▶ [Problem statement] Return a copy of every line in the records that includes the word "danificar".

▶ [Records from a data collection]
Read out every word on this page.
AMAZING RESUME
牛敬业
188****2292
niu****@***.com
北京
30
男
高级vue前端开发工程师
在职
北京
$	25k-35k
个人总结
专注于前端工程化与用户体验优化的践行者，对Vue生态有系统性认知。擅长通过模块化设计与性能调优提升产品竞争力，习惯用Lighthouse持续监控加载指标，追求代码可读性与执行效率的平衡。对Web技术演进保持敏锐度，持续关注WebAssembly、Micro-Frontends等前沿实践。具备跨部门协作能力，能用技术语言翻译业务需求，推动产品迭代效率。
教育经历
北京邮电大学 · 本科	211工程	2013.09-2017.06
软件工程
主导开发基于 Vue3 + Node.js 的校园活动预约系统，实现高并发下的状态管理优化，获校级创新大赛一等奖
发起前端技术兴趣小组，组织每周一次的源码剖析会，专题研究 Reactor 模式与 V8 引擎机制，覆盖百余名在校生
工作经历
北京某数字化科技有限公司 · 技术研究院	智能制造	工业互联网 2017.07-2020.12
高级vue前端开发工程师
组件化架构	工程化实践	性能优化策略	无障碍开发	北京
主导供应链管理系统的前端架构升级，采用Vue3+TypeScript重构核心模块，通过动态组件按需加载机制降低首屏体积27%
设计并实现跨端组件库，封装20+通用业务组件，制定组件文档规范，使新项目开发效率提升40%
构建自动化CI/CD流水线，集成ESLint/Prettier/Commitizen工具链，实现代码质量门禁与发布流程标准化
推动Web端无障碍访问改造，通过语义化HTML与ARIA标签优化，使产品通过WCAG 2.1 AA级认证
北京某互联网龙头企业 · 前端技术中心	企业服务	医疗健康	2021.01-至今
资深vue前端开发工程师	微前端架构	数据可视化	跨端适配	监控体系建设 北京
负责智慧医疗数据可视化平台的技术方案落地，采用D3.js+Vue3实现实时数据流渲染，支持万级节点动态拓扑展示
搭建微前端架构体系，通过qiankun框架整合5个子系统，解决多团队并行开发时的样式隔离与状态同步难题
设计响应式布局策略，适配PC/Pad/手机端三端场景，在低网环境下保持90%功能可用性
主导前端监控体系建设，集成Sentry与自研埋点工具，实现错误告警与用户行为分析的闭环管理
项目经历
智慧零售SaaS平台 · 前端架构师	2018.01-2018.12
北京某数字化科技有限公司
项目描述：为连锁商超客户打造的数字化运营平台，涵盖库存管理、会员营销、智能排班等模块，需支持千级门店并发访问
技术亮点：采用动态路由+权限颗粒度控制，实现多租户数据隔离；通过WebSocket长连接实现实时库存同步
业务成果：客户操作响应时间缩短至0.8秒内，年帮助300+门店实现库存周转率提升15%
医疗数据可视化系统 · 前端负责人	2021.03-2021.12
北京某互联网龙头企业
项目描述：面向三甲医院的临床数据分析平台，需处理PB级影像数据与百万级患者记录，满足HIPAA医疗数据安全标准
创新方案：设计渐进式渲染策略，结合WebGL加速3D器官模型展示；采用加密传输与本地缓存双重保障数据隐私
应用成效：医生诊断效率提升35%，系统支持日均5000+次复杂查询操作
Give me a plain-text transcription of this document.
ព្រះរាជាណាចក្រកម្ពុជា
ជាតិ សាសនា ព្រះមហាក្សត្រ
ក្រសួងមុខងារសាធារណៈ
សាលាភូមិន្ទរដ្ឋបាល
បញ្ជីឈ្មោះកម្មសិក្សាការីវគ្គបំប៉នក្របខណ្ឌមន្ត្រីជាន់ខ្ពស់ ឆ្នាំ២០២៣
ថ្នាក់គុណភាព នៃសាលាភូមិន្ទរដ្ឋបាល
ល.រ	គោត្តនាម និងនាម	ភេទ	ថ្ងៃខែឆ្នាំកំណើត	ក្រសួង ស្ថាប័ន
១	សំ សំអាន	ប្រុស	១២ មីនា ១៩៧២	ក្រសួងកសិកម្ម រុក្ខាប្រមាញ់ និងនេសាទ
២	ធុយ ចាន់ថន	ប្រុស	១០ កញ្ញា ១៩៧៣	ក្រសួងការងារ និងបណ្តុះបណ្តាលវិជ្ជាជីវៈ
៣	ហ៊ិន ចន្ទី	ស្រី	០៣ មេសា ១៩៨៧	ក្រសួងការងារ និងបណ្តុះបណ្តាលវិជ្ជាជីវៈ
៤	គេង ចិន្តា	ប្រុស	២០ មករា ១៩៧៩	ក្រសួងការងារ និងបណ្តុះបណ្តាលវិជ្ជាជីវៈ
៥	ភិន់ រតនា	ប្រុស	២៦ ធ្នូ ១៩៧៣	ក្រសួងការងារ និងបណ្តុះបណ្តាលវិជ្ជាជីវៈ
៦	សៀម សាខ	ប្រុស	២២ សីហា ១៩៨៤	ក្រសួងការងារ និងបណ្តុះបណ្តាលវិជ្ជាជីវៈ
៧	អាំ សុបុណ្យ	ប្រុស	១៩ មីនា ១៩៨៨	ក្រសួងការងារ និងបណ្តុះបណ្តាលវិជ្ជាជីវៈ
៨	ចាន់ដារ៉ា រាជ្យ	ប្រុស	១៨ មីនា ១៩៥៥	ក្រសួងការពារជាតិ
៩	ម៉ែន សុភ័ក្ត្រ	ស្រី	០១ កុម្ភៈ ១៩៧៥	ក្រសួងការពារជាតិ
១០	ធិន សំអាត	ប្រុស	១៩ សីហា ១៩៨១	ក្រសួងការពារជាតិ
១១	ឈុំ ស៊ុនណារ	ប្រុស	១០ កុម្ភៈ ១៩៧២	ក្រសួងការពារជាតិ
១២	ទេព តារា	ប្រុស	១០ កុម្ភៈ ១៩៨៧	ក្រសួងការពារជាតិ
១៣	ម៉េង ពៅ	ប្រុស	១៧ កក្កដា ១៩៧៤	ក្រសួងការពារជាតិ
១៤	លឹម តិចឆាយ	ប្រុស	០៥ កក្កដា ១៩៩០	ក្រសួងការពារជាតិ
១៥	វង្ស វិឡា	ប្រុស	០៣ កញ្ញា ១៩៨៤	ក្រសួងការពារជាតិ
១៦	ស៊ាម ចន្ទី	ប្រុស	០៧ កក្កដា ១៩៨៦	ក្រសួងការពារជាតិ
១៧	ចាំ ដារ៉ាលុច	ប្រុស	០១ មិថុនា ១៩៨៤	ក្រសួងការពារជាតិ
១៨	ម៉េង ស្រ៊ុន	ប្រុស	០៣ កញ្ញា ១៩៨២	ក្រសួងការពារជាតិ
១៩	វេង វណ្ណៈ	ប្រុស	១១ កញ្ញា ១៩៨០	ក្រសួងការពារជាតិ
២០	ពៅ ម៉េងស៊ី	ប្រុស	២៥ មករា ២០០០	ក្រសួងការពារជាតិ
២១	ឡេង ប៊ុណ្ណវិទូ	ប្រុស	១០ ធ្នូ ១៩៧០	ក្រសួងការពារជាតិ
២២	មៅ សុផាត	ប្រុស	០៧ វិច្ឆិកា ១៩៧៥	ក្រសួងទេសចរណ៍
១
--
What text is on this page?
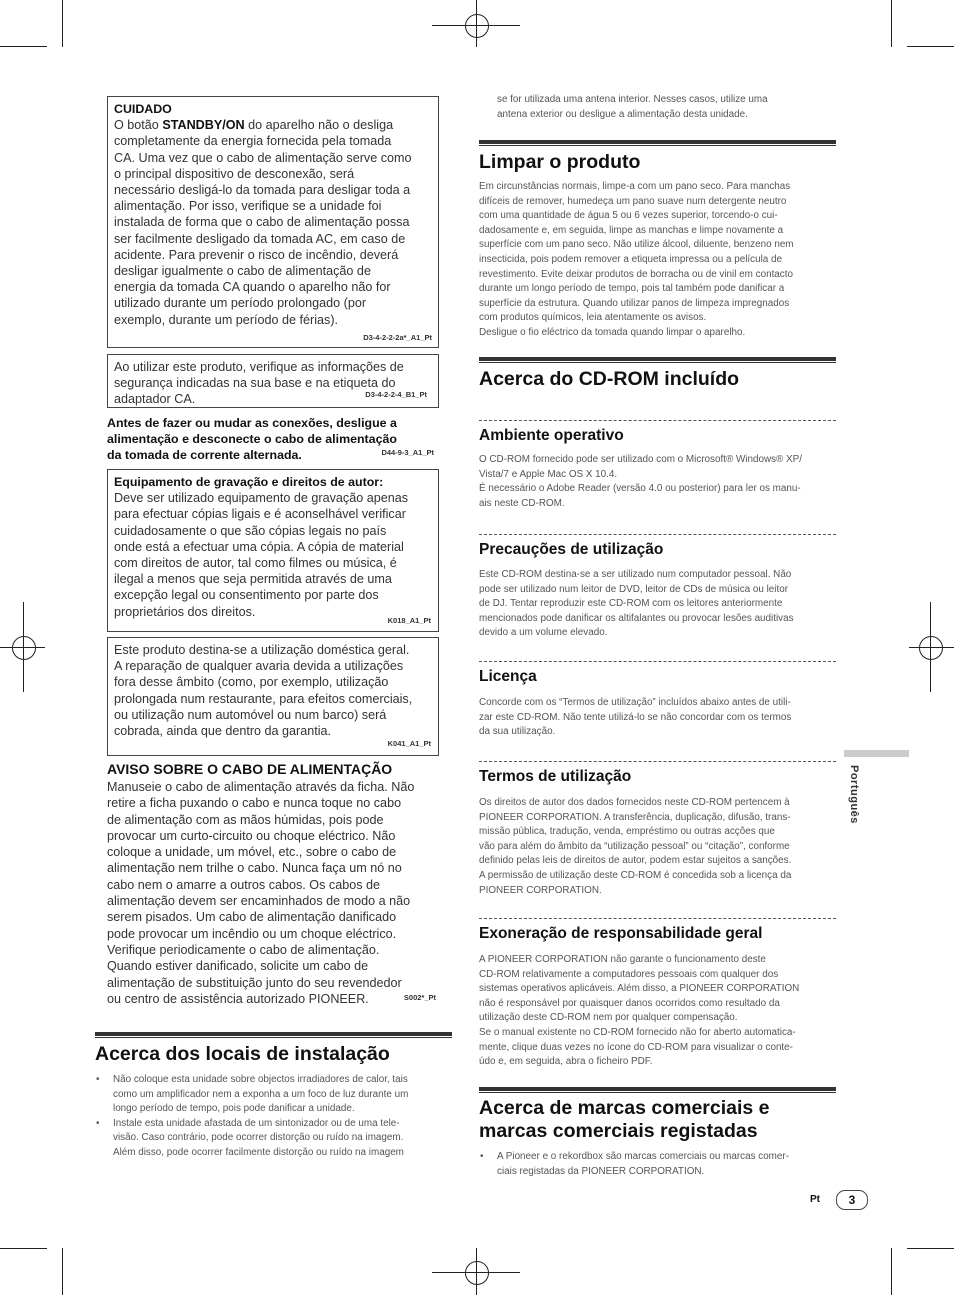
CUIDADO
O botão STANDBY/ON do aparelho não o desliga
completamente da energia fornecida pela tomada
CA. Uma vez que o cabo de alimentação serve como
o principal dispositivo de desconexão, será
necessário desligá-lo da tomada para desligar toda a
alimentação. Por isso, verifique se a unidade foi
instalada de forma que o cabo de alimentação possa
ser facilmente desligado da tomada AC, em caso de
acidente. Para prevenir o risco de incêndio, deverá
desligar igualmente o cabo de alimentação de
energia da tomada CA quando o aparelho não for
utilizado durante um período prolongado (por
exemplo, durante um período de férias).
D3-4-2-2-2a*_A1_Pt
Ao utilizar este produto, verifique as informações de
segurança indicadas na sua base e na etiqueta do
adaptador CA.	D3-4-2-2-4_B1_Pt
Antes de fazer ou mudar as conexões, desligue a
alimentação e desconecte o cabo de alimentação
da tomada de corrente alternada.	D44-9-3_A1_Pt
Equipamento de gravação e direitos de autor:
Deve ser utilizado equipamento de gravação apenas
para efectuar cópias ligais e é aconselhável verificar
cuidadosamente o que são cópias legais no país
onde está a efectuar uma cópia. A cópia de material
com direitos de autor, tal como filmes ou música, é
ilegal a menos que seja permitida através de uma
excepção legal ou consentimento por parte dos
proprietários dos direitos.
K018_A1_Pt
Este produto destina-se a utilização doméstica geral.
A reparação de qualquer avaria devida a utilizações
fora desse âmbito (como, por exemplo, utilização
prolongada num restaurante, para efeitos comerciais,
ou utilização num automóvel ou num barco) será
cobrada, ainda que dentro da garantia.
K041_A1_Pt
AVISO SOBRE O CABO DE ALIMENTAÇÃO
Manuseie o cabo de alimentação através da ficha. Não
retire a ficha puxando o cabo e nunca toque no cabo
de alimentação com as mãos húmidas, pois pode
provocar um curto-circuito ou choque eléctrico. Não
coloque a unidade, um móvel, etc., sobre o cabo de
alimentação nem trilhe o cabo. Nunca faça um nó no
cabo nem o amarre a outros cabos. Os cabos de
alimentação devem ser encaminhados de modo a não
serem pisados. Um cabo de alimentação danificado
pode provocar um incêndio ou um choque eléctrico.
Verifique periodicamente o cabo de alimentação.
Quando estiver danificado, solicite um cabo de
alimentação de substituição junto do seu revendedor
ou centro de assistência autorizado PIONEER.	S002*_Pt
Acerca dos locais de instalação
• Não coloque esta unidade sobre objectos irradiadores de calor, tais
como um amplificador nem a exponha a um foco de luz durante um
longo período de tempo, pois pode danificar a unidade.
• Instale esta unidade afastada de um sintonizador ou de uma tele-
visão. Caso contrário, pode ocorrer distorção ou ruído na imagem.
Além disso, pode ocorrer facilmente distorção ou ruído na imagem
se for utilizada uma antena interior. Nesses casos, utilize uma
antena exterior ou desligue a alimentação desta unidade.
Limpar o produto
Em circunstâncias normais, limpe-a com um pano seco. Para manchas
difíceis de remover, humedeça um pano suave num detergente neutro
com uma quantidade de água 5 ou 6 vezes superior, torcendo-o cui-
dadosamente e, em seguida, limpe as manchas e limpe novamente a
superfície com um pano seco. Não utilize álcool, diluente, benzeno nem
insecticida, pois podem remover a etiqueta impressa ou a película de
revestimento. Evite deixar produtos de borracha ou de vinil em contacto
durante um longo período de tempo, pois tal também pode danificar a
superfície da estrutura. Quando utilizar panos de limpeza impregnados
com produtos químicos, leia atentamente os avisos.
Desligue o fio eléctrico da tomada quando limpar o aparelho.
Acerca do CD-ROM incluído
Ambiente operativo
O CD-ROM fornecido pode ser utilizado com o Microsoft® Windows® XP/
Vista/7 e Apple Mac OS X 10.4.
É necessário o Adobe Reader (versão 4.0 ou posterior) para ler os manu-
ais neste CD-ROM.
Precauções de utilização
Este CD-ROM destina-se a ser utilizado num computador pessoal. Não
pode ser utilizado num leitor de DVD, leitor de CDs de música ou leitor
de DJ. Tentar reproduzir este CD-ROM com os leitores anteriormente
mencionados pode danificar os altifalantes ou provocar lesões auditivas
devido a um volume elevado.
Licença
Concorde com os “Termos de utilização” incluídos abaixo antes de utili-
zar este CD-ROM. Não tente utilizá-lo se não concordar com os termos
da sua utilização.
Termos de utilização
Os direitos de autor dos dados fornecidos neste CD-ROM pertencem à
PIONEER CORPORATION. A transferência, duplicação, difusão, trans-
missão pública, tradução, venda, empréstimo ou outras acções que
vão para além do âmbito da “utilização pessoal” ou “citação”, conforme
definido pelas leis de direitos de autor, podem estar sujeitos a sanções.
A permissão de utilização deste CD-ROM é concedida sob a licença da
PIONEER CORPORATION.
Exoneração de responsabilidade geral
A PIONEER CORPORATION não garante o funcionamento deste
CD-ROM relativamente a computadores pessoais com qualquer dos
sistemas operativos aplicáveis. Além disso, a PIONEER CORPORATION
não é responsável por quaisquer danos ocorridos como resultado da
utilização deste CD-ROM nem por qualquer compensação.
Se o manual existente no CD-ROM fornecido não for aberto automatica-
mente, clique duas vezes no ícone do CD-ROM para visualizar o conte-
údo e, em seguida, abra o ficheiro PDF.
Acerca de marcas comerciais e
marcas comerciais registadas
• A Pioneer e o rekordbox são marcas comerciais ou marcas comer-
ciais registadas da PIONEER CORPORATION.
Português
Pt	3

▶ [The reply]
longo período de tempo, pois pode danificar a unidade.
durante um longo período de tempo, pois tal também pode danificar a
mencionados pode danificar os altifalantes ou provocar lesões auditivas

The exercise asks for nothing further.